> _Exercise instructions_: Your answer should be one number: the count of lines in these entries that hold the word "spectra".

> _Record extracts_:
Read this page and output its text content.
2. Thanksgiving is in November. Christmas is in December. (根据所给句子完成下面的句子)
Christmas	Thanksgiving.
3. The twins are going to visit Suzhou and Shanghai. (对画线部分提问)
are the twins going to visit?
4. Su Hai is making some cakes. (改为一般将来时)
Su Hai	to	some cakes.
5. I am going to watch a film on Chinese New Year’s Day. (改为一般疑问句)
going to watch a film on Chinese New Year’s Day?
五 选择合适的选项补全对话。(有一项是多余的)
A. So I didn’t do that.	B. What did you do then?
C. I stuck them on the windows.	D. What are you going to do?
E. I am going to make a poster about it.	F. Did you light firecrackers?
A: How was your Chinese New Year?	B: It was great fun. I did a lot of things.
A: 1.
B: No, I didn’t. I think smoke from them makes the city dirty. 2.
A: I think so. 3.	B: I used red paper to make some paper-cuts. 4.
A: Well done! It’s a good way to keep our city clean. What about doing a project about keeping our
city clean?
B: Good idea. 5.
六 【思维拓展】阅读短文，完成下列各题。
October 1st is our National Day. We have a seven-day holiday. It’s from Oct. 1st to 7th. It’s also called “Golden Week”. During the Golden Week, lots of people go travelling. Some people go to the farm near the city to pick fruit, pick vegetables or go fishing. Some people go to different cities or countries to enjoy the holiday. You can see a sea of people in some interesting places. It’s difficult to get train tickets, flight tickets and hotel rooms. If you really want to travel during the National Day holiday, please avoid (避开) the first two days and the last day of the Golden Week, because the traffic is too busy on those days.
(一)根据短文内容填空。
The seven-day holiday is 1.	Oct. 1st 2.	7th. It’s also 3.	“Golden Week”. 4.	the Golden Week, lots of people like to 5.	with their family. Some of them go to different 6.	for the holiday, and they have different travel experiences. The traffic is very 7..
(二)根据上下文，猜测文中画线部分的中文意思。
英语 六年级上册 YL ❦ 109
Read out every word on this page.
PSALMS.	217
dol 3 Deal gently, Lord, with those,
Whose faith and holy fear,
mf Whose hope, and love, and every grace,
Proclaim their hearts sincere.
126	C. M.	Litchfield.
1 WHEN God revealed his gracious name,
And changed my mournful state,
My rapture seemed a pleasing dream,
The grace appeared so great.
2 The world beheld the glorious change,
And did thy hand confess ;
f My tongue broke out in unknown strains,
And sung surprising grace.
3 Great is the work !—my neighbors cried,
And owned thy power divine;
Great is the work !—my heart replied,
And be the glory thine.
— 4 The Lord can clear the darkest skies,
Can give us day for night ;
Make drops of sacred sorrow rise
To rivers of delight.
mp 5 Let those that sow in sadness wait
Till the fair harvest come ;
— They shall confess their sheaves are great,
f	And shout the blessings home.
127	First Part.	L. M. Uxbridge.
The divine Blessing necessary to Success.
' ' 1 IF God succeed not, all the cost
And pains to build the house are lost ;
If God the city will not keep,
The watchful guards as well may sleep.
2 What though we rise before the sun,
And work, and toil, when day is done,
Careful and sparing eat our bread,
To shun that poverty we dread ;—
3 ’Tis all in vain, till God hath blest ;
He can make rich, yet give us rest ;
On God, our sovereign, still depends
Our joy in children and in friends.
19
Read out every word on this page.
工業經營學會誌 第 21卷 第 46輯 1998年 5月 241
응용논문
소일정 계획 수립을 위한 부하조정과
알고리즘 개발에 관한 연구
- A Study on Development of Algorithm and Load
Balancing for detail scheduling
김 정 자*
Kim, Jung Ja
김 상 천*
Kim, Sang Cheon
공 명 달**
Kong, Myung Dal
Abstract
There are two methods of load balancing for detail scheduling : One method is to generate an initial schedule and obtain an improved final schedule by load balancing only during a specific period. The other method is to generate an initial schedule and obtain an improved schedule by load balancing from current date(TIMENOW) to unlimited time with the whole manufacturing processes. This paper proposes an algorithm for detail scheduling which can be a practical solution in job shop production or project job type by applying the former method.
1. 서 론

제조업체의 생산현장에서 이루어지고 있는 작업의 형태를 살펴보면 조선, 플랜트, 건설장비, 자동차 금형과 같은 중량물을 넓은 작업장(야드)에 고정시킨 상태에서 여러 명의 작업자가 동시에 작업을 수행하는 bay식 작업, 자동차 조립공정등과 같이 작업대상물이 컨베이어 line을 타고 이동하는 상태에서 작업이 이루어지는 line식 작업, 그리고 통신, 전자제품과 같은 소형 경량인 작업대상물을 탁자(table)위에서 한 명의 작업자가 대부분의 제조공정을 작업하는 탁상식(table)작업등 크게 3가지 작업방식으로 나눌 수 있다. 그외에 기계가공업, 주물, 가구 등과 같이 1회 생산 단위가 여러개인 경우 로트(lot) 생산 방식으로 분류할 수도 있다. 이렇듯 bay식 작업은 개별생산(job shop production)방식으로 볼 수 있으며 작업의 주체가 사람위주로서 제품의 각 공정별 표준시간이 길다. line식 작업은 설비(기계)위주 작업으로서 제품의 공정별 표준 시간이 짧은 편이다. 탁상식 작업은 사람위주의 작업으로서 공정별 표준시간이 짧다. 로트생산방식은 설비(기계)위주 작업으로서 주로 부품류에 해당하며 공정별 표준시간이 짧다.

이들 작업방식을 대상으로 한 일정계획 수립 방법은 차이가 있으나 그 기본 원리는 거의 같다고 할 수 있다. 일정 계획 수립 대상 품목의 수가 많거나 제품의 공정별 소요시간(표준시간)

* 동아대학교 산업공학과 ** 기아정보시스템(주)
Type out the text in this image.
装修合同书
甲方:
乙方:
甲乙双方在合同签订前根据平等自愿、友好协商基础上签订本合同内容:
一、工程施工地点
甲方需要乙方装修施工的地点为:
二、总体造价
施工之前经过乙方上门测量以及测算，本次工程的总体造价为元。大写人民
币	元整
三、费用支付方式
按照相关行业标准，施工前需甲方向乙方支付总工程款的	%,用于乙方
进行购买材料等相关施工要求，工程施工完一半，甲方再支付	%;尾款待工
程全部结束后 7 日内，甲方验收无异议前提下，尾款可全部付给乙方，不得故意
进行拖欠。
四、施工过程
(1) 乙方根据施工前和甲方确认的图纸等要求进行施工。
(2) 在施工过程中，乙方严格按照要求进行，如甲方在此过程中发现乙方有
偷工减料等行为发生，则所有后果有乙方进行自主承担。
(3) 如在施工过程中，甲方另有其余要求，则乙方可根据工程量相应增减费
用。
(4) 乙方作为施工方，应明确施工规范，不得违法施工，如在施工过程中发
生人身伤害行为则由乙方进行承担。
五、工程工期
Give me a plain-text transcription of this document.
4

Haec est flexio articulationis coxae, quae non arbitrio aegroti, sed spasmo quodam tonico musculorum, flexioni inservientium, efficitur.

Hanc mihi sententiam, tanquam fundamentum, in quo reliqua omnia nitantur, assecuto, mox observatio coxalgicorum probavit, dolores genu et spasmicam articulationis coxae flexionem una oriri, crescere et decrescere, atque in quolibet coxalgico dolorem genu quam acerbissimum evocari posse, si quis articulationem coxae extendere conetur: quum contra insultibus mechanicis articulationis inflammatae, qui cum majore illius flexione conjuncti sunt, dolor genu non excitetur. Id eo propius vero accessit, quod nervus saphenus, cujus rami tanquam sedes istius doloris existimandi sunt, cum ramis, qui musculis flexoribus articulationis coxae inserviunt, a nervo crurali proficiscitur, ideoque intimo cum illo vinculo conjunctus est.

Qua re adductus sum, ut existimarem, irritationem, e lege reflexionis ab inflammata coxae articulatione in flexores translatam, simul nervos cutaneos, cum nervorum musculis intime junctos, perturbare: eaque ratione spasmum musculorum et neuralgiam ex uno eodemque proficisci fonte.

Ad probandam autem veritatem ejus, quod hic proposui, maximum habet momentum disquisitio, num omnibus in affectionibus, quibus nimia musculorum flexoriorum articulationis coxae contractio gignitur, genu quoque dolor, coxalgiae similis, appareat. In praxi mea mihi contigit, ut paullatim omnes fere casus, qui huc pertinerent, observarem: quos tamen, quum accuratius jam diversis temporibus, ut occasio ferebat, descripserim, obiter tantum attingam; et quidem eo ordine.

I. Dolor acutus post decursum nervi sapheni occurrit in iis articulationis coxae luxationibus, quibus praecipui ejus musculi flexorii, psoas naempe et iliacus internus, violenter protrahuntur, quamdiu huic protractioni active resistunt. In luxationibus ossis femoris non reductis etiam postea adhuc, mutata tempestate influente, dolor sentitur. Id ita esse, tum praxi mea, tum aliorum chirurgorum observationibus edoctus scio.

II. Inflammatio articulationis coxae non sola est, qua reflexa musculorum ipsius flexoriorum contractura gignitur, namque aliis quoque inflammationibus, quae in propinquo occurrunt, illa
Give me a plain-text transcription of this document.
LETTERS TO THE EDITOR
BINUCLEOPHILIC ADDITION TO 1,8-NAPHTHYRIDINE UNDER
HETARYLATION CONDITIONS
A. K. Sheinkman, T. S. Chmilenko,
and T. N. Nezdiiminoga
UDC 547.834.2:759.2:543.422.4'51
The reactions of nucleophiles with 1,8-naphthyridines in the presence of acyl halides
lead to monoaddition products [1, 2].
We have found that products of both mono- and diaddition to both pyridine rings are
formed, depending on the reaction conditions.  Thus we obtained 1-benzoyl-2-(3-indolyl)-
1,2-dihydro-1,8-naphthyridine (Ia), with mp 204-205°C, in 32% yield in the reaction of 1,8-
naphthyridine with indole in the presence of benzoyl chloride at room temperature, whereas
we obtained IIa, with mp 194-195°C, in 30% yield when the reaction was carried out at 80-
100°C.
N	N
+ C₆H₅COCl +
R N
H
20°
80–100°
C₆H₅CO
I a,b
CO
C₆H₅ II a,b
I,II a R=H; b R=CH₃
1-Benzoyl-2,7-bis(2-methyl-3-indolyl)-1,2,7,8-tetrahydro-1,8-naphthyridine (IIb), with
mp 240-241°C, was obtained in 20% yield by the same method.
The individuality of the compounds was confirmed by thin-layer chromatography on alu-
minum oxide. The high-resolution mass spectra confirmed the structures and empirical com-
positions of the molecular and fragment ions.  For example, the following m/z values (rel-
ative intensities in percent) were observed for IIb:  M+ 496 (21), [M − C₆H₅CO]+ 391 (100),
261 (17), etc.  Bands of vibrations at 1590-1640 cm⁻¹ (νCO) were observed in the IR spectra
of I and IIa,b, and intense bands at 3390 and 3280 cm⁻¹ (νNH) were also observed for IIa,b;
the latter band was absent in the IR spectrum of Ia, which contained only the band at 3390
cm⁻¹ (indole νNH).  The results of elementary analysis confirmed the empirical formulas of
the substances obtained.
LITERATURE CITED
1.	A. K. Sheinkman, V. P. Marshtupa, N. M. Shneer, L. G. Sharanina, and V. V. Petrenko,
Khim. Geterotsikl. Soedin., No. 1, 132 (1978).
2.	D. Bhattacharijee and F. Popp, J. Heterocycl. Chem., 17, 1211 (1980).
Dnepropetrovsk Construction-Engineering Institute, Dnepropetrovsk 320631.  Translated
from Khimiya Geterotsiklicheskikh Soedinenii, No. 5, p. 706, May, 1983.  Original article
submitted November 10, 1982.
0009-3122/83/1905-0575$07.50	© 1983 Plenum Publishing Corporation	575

> _Task solution_: 2